- What to do
All entries should be output exactly as they stand.

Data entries
****
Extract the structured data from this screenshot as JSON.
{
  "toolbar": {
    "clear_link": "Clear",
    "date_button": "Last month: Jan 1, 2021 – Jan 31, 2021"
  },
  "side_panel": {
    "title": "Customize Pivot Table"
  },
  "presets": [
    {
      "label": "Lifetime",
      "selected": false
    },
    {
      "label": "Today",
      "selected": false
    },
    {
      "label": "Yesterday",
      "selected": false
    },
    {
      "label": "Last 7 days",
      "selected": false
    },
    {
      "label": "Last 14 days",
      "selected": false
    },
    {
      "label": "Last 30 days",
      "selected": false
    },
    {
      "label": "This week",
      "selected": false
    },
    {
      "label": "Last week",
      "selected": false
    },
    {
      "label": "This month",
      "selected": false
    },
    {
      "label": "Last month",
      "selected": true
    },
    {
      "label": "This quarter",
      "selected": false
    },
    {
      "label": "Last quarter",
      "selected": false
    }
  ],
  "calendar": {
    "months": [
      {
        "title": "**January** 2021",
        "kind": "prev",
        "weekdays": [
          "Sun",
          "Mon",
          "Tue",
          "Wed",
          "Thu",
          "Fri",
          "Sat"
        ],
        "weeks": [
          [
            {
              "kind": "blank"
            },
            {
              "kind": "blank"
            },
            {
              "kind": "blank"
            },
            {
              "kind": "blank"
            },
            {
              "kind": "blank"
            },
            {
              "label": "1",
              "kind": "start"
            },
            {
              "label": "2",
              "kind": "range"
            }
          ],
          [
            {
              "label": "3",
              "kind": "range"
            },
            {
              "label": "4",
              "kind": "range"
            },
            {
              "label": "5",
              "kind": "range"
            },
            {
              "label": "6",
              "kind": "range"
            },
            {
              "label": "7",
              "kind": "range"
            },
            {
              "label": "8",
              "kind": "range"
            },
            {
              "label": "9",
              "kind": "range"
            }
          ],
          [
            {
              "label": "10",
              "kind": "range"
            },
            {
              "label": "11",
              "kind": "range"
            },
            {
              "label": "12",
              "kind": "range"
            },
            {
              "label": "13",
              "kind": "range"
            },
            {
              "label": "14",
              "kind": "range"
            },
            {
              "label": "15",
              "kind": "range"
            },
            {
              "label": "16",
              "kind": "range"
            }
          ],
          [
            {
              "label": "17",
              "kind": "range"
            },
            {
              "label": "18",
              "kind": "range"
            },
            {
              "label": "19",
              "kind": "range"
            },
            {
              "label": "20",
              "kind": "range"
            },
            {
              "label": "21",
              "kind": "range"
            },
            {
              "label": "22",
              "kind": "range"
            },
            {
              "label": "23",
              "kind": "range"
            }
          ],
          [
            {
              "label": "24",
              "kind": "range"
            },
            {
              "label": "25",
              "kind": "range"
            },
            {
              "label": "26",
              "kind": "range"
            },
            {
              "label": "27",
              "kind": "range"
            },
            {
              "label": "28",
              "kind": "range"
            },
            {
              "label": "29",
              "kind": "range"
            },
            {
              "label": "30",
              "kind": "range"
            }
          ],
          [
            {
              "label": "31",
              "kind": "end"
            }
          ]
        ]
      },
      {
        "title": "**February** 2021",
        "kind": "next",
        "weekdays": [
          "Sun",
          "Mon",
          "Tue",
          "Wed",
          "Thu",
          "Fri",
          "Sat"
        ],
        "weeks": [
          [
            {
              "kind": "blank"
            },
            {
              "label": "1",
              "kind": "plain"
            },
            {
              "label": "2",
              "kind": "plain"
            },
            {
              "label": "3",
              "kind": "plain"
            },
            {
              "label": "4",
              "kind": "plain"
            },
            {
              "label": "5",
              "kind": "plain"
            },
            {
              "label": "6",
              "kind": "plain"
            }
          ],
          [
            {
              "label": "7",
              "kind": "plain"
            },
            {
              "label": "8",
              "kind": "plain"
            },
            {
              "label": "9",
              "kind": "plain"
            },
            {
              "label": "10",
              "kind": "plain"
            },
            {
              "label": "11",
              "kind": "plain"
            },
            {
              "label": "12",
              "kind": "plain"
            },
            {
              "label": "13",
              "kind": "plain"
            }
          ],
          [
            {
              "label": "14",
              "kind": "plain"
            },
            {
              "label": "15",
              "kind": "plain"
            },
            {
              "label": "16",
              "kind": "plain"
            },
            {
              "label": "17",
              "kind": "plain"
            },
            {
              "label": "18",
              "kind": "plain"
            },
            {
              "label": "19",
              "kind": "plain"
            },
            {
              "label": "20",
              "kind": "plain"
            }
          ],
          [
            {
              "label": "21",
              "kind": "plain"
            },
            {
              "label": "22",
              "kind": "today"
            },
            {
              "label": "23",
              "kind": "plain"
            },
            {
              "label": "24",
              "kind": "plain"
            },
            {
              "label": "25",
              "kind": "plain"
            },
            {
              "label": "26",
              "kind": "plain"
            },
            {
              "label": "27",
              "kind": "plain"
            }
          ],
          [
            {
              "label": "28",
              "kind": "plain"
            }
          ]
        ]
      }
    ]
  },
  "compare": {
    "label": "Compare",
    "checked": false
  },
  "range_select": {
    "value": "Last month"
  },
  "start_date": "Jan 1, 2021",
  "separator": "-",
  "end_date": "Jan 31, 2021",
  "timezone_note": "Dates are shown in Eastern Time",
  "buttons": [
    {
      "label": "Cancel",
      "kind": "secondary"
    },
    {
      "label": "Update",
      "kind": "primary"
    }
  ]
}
****
- Solution to this task
Extract the structured data from this screenshot as JSON.
{
  "toolbar": {
    "clear_link": "Clear",
    "date_button": "Last month: Jan 1, 2021 – Jan 31, 2021"
  },
  "side_panel": {
    "title": "Customize Pivot Table"
  },
  "presets": [
    {
      "label": "Lifetime",
      "selected": false
    },
    {
      "label": "Today",
      "selected": false
    },
    {
      "label": "Yesterday",
      "selected": false
    },
    {
      "label": "Last 7 days",
      "selected": false
    },
    {
      "label": "Last 14 days",
      "selected": false
    },
    {
      "label": "Last 30 days",
      "selected": false
    },
    {
      "label": "This week",
      "selected": false
    },
    {
      "label": "Last week",
      "selected": false
    },
    {
      "label": "This month",
      "selected": false
    },
    {
      "label": "Last month",
      "selected": true
    },
    {
      "label": "This quarter",
      "selected": false
    },
    {
      "label": "Last quarter",
      "selected": false
    }
  ],
  "calendar": {
    "months": [
      {
        "title": "**January** 2021",
        "kind": "prev",
        "weekdays": [
          "Sun",
          "Mon",
          "Tue",
          "Wed",
          "Thu",
          "Fri",
          "Sat"
        ],
        "weeks": [
          [
            {
              "kind": "blank"
            },
            {
              "kind": "blank"
            },
            {
              "kind": "blank"
            },
            {
              "kind": "blank"
            },
            {
              "kind": "blank"
            },
            {
              "label": "1",
              "kind": "start"
            },
            {
              "label": "2",
              "kind": "range"
            }
          ],
          [
            {
              "label": "3",
              "kind": "range"
            },
            {
              "label": "4",
              "kind": "range"
            },
            {
              "label": "5",
              "kind": "range"
            },
            {
              "label": "6",
              "kind": "range"
            },
            {
              "label": "7",
              "kind": "range"
            },
            {
              "label": "8",
              "kind": "range"
            },
            {
              "label": "9",
              "kind": "range"
            }
          ],
          [
            {
              "label": "10",
              "kind": "range"
            },
            {
              "label": "11",
              "kind": "range"
            },
            {
              "label": "12",
              "kind": "range"
            },
            {
              "label": "13",
              "kind": "range"
            },
            {
              "label": "14",
              "kind": "range"
            },
            {
              "label": "15",
              "kind": "range"
            },
            {
              "label": "16",
              "kind": "range"
            }
          ],
          [
            {
              "label": "17",
              "kind": "range"
            },
            {
              "label": "18",
              "kind": "range"
            },
            {
              "label": "19",
              "kind": "range"
            },
            {
              "label": "20",
              "kind": "range"
            },
            {
              "label": "21",
              "kind": "range"
            },
            {
              "label": "22",
              "kind": "range"
            },
            {
              "label": "23",
              "kind": "range"
            }
          ],
          [
            {
              "label": "24",
              "kind": "range"
            },
            {
              "label": "25",
              "kind": "range"
            },
            {
              "label": "26",
              "kind": "range"
            },
            {
              "label": "27",
              "kind": "range"
            },
            {
              "label": "28",
              "kind": "range"
            },
            {
              "label": "29",
              "kind": "range"
            },
            {
              "label": "30",
              "kind": "range"
            }
          ],
          [
            {
              "label": "31",
              "kind": "end"
            }
          ]
        ]
      },
      {
        "title": "**February** 2021",
        "kind": "next",
        "weekdays": [
          "Sun",
          "Mon",
          "Tue",
          "Wed",
          "Thu",
          "Fri",
          "Sat"
        ],
        "weeks": [
          [
            {
              "kind": "blank"
            },
            {
              "label": "1",
              "kind": "plain"
            },
            {
              "label": "2",
              "kind": "plain"
            },
            {
              "label": "3",
              "kind": "plain"
            },
            {
              "label": "4",
              "kind": "plain"
            },
            {
              "label": "5",
              "kind": "plain"
            },
            {
              "label": "6",
              "kind": "plain"
            }
          ],
          [
            {
              "label": "7",
              "kind": "plain"
            },
            {
              "label": "8",
              "kind": "plain"
            },
            {
              "label": "9",
              "kind": "plain"
            },
            {
              "label": "10",
              "kind": "plain"
            },
            {
              "label": "11",
              "kind": "plain"
            },
            {
              "label": "12",
              "kind": "plain"
            },
            {
              "label": "13",
              "kind": "plain"
            }
          ],
          [
            {
              "label": "14",
              "kind": "plain"
            },
            {
              "label": "15",
              "kind": "plain"
            },
            {
              "label": "16",
              "kind": "plain"
            },
            {
              "label": "17",
              "kind": "plain"
            },
            {
              "label": "18",
              "kind": "plain"
            },
            {
              "label": "19",
              "kind": "plain"
            },
            {
              "label": "20",
              "kind": "plain"
            }
          ],
          [
            {
              "label": "21",
              "kind": "plain"
            },
            {
              "label": "22",
              "kind": "today"
            },
            {
              "label": "23",
              "kind": "plain"
            },
            {
              "label": "24",
              "kind": "plain"
            },
            {
              "label": "25",
              "kind": "plain"
            },
            {
              "label": "26",
              "kind": "plain"
            },
            {
              "label": "27",
              "kind": "plain"
            }
          ],
          [
            {
              "label": "28",
              "kind": "plain"
            }
          ]
        ]
      }
    ]
  },
  "compare": {
    "label": "Compare",
    "checked": false
  },
  "range_select": {
    "value": "Last month"
  },
  "start_date": "Jan 1, 2021",
  "separator": "-",
  "end_date": "Jan 31, 2021",
  "timezone_note": "Dates are shown in Eastern Time",
  "buttons": [
    {
      "label": "Cancel",
      "kind": "secondary"
    },
    {
      "label": "Update",
      "kind": "primary"
    }
  ]
}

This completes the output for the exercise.